* WHAT TO DO *
Look through the data below and count each line where the word "would" appears. Reply with the count alone.

··· RECORDS FOR THE EXERCISE

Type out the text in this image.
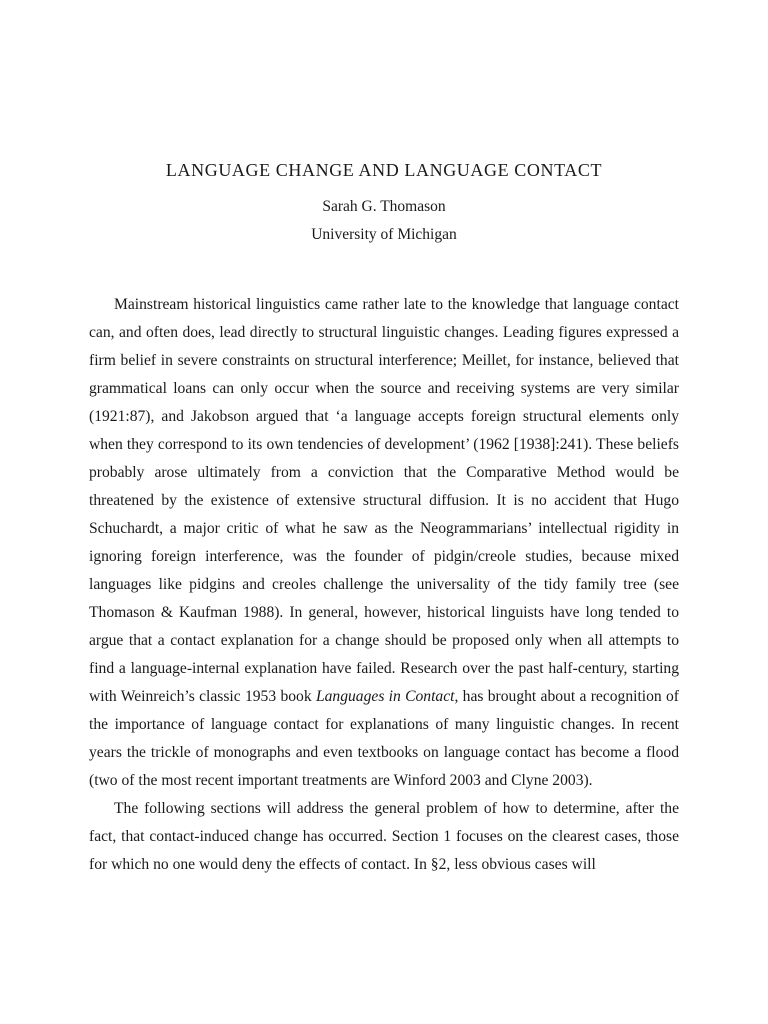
LANGUAGE CHANGE AND LANGUAGE CONTACT
Sarah G. Thomason
University of Michigan

Mainstream historical linguistics came rather late to the knowledge that language contact can, and often does, lead directly to structural linguistic changes. Leading figures expressed a firm belief in severe constraints on structural interference; Meillet, for instance, believed that grammatical loans can only occur when the source and receiving systems are very similar (1921:87), and Jakobson argued that ‘a language accepts foreign structural elements only when they correspond to its own tendencies of development’ (1962 [1938]:241). These beliefs probably arose ultimately from a conviction that the Comparative Method would be threatened by the existence of extensive structural diffusion. It is no accident that Hugo Schuchardt, a major critic of what he saw as the Neogrammarians’ intellectual rigidity in ignoring foreign interference, was the founder of pidgin/creole studies, because mixed languages like pidgins and creoles challenge the universality of the tidy family tree (see Thomason & Kaufman 1988). In general, however, historical linguists have long tended to argue that a contact explanation for a change should be proposed only when all attempts to find a language-internal explanation have failed. Research over the past half-century, starting with Weinreich’s classic 1953 book Languages in Contact, has brought about a recognition of the importance of language contact for explanations of many linguistic changes. In recent years the trickle of monographs and even textbooks on language contact has become a flood (two of the most recent important treatments are Winford 2003 and Clyne 2003).

The following sections will address the general problem of how to determine, after the fact, that contact-induced change has occurred. Section 1 focuses on the clearest cases, those for which no one would deny the effects of contact. In §2, less obvious cases will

······

* WRITTEN ANSWER *
2